EXERCISE -> Extract and list every line that contains the word "page".

DATASET ->

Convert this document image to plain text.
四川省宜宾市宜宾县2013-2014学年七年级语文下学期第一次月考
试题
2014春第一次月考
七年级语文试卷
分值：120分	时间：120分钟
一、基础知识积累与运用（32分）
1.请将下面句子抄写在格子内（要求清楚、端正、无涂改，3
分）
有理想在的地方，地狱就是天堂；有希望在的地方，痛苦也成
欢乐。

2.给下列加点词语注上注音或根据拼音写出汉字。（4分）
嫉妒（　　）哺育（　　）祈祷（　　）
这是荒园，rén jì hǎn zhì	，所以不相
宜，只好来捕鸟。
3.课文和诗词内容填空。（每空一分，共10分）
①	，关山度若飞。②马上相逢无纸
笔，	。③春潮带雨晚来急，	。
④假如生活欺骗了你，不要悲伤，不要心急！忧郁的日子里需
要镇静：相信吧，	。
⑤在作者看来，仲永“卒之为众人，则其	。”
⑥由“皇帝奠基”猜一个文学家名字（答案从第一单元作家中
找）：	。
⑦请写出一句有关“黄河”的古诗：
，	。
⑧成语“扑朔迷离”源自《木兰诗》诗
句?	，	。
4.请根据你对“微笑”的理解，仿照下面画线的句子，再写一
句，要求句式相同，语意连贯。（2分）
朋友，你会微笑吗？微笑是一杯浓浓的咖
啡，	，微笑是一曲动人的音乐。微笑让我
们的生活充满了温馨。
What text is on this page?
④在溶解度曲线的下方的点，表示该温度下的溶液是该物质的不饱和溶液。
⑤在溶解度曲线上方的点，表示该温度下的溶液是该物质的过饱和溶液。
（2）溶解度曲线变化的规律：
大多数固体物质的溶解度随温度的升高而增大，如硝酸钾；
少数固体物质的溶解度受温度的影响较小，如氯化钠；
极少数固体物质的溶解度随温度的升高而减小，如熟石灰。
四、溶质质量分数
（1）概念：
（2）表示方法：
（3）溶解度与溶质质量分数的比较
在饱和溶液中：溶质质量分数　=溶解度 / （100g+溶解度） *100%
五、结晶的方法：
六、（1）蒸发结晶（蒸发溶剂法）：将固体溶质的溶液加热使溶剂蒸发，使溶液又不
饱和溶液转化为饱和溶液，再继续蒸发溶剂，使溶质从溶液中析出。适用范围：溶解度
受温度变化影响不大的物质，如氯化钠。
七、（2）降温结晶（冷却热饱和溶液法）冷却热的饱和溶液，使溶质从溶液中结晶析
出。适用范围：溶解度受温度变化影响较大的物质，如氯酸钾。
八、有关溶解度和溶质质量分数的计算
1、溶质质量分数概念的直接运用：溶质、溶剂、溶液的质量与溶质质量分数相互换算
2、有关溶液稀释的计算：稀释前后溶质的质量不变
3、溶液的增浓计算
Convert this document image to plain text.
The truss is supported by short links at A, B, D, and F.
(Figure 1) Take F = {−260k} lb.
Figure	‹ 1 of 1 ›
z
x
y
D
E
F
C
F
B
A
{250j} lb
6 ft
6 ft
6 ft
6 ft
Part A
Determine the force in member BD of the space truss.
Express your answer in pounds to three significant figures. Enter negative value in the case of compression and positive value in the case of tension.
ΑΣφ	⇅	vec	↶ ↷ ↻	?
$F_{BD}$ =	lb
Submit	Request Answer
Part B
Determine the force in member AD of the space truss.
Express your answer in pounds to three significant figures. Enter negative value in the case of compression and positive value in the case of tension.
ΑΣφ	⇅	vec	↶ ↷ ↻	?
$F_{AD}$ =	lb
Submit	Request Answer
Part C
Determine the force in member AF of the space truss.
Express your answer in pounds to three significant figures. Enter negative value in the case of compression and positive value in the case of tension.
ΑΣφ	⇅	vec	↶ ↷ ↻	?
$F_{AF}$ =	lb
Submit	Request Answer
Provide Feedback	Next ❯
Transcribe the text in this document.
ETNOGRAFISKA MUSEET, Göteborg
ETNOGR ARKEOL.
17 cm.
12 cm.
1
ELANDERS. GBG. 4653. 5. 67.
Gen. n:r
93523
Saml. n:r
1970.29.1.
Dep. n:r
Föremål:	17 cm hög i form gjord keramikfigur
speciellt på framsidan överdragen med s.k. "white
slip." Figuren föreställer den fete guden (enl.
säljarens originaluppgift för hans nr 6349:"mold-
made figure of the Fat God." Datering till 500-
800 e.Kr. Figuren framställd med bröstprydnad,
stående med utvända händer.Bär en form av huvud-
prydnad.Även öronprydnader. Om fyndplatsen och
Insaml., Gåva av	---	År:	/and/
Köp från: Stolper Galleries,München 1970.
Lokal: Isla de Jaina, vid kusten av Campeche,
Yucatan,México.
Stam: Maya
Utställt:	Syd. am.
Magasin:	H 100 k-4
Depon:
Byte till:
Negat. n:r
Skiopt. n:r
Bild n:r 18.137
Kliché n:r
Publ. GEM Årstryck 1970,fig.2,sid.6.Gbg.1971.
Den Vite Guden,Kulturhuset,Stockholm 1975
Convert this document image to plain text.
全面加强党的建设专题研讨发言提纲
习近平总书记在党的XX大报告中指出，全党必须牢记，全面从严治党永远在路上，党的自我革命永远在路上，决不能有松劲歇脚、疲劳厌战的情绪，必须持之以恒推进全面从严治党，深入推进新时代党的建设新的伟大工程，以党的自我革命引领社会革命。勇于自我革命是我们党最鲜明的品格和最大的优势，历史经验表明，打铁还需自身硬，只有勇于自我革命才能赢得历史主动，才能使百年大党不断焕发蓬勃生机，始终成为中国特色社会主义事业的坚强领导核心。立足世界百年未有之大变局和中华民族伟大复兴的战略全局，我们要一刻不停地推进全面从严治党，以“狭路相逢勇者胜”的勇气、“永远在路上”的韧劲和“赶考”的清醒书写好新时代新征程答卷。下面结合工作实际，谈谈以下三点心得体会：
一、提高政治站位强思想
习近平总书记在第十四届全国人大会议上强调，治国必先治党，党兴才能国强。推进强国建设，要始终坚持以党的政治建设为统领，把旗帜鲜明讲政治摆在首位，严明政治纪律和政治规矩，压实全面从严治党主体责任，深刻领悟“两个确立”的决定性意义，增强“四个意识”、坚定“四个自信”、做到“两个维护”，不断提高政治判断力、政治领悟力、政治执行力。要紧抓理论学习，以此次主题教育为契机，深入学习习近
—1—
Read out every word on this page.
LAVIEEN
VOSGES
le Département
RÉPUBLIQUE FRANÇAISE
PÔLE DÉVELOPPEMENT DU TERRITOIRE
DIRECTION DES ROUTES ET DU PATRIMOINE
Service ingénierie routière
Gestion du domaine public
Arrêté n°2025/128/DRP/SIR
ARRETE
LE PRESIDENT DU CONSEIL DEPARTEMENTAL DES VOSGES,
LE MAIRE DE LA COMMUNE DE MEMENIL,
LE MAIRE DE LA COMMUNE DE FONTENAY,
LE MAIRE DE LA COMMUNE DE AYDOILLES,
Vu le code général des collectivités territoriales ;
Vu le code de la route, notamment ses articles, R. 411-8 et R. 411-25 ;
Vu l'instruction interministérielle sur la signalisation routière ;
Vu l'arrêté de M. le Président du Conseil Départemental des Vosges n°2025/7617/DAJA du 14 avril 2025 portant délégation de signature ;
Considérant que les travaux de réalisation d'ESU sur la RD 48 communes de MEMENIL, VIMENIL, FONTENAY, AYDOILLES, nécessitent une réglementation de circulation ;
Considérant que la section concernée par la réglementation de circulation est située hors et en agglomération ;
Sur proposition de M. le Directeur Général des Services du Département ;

ANSWER ->
What text is on this page?
Read out every word on this page.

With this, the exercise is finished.